» Your instructions: Please give the data below again in full, exactly as it stands.

-- Start of Material provided --

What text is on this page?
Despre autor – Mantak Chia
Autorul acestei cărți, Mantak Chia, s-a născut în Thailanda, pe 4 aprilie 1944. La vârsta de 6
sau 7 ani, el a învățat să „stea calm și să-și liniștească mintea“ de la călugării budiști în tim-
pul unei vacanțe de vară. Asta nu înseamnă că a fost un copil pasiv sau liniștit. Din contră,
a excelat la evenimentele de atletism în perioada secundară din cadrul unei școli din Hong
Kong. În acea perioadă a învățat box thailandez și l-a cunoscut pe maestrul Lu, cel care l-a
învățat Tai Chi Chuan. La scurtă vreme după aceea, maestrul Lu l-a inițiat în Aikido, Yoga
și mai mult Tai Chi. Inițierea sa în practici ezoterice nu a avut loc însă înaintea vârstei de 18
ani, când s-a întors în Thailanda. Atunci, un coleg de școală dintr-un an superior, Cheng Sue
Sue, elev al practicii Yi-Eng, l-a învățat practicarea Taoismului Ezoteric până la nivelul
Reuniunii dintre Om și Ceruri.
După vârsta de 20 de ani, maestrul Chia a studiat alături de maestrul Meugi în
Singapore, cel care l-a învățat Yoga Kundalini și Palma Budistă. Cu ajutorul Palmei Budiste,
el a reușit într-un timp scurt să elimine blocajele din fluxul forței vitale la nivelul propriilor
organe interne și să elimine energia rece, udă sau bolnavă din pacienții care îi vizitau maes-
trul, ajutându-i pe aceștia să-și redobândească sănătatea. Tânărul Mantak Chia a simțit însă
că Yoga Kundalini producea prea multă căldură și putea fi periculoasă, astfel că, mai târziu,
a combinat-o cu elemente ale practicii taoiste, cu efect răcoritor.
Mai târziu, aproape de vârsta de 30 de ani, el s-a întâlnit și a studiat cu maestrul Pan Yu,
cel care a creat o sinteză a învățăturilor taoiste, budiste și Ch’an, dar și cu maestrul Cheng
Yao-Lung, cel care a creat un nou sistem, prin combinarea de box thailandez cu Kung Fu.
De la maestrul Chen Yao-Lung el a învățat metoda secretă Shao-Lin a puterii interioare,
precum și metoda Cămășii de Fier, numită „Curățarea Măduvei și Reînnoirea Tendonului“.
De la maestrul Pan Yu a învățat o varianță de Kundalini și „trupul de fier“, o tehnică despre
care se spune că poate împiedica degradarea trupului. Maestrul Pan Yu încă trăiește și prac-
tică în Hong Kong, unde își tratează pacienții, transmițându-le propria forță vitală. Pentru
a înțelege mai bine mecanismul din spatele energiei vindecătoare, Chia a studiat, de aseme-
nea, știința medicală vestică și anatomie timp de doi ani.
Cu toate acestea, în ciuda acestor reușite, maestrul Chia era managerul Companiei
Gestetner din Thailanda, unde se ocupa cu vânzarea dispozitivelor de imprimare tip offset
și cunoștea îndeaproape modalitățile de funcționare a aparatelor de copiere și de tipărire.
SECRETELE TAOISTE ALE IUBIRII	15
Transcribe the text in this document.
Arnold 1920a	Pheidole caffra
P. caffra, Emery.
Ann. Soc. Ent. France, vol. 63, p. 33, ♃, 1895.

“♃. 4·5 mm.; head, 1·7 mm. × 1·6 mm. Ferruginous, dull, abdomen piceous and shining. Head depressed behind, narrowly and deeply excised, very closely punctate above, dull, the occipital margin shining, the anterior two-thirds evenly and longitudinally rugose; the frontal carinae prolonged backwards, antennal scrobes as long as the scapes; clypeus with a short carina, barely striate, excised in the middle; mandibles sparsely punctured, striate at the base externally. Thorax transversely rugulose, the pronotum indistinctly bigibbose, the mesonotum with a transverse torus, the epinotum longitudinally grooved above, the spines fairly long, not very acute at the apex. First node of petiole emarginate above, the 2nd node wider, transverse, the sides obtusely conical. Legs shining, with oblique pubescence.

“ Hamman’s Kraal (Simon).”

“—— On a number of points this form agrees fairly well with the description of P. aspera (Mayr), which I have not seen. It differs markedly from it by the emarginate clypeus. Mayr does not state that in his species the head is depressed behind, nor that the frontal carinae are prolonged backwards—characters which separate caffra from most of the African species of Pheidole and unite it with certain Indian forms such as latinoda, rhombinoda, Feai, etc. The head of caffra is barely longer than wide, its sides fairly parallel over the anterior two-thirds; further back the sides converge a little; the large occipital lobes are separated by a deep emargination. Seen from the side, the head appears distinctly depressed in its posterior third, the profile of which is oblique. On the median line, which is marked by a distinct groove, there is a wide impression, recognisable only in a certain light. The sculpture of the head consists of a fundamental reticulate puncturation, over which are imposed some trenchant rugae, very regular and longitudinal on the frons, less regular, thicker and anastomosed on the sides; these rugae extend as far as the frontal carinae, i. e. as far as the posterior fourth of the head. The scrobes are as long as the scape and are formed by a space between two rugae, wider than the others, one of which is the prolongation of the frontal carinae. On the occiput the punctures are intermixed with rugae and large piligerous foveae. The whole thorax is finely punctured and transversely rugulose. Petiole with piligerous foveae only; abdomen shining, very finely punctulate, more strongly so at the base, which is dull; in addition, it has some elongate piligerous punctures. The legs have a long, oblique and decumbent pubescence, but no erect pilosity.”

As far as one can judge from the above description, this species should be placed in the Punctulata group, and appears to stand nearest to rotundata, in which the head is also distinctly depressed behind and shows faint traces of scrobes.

-- End of Material provided --

» Solved problem:
What text is on this page?
Despre autor – Mantak Chia
Autorul acestei cărți, Mantak Chia, s-a născut în Thailanda, pe 4 aprilie 1944. La vârsta de 6
sau 7 ani, el a învățat să „stea calm și să-și liniștească mintea“ de la călugării budiști în tim-
pul unei vacanțe de vară. Asta nu înseamnă că a fost un copil pasiv sau liniștit. Din contră,
a excelat la evenimentele de atletism în perioada secundară din cadrul unei școli din Hong
Kong. În acea perioadă a învățat box thailandez și l-a cunoscut pe maestrul Lu, cel care l-a
învățat Tai Chi Chuan. La scurtă vreme după aceea, maestrul Lu l-a inițiat în Aikido, Yoga
și mai mult Tai Chi. Inițierea sa în practici ezoterice nu a avut loc însă înaintea vârstei de 18
ani, când s-a întors în Thailanda. Atunci, un coleg de școală dintr-un an superior, Cheng Sue
Sue, elev al practicii Yi-Eng, l-a învățat practicarea Taoismului Ezoteric până la nivelul
Reuniunii dintre Om și Ceruri.
După vârsta de 20 de ani, maestrul Chia a studiat alături de maestrul Meugi în
Singapore, cel care l-a învățat Yoga Kundalini și Palma Budistă. Cu ajutorul Palmei Budiste,
el a reușit într-un timp scurt să elimine blocajele din fluxul forței vitale la nivelul propriilor
organe interne și să elimine energia rece, udă sau bolnavă din pacienții care îi vizitau maes-
trul, ajutându-i pe aceștia să-și redobândească sănătatea. Tânărul Mantak Chia a simțit însă
că Yoga Kundalini producea prea multă căldură și putea fi periculoasă, astfel că, mai târziu,
a combinat-o cu elemente ale practicii taoiste, cu efect răcoritor.
Mai târziu, aproape de vârsta de 30 de ani, el s-a întâlnit și a studiat cu maestrul Pan Yu,
cel care a creat o sinteză a învățăturilor taoiste, budiste și Ch’an, dar și cu maestrul Cheng
Yao-Lung, cel care a creat un nou sistem, prin combinarea de box thailandez cu Kung Fu.
De la maestrul Chen Yao-Lung el a învățat metoda secretă Shao-Lin a puterii interioare,
precum și metoda Cămășii de Fier, numită „Curățarea Măduvei și Reînnoirea Tendonului“.
De la maestrul Pan Yu a învățat o varianță de Kundalini și „trupul de fier“, o tehnică despre
care se spune că poate împiedica degradarea trupului. Maestrul Pan Yu încă trăiește și prac-
tică în Hong Kong, unde își tratează pacienții, transmițându-le propria forță vitală. Pentru
a înțelege mai bine mecanismul din spatele energiei vindecătoare, Chia a studiat, de aseme-
nea, știința medicală vestică și anatomie timp de doi ani.
Cu toate acestea, în ciuda acestor reușite, maestrul Chia era managerul Companiei
Gestetner din Thailanda, unde se ocupa cu vânzarea dispozitivelor de imprimare tip offset
și cunoștea îndeaproape modalitățile de funcționare a aparatelor de copiere și de tipărire.
SECRETELE TAOISTE ALE IUBIRII	15
Transcribe the text in this document.
Arnold 1920a	Pheidole caffra
P. caffra, Emery.
Ann. Soc. Ent. France, vol. 63, p. 33, ♃, 1895.

“♃. 4·5 mm.; head, 1·7 mm. × 1·6 mm. Ferruginous, dull, abdomen piceous and shining. Head depressed behind, narrowly and deeply excised, very closely punctate above, dull, the occipital margin shining, the anterior two-thirds evenly and longitudinally rugose; the frontal carinae prolonged backwards, antennal scrobes as long as the scapes; clypeus with a short carina, barely striate, excised in the middle; mandibles sparsely punctured, striate at the base externally. Thorax transversely rugulose, the pronotum indistinctly bigibbose, the mesonotum with a transverse torus, the epinotum longitudinally grooved above, the spines fairly long, not very acute at the apex. First node of petiole emarginate above, the 2nd node wider, transverse, the sides obtusely conical. Legs shining, with oblique pubescence.

“ Hamman’s Kraal (Simon).”

“—— On a number of points this form agrees fairly well with the description of P. aspera (Mayr), which I have not seen. It differs markedly from it by the emarginate clypeus. Mayr does not state that in his species the head is depressed behind, nor that the frontal carinae are prolonged backwards—characters which separate caffra from most of the African species of Pheidole and unite it with certain Indian forms such as latinoda, rhombinoda, Feai, etc. The head of caffra is barely longer than wide, its sides fairly parallel over the anterior two-thirds; further back the sides converge a little; the large occipital lobes are separated by a deep emargination. Seen from the side, the head appears distinctly depressed in its posterior third, the profile of which is oblique. On the median line, which is marked by a distinct groove, there is a wide impression, recognisable only in a certain light. The sculpture of the head consists of a fundamental reticulate puncturation, over which are imposed some trenchant rugae, very regular and longitudinal on the frons, less regular, thicker and anastomosed on the sides; these rugae extend as far as the frontal carinae, i. e. as far as the posterior fourth of the head. The scrobes are as long as the scape and are formed by a space between two rugae, wider than the others, one of which is the prolongation of the frontal carinae. On the occiput the punctures are intermixed with rugae and large piligerous foveae. The whole thorax is finely punctured and transversely rugulose. Petiole with piligerous foveae only; abdomen shining, very finely punctulate, more strongly so at the base, which is dull; in addition, it has some elongate piligerous punctures. The legs have a long, oblique and decumbent pubescence, but no erect pilosity.”

As far as one can judge from the above description, this species should be placed in the Punctulata group, and appears to stand nearest to rotundata, in which the head is also distinctly depressed behind and shows faint traces of scrobes.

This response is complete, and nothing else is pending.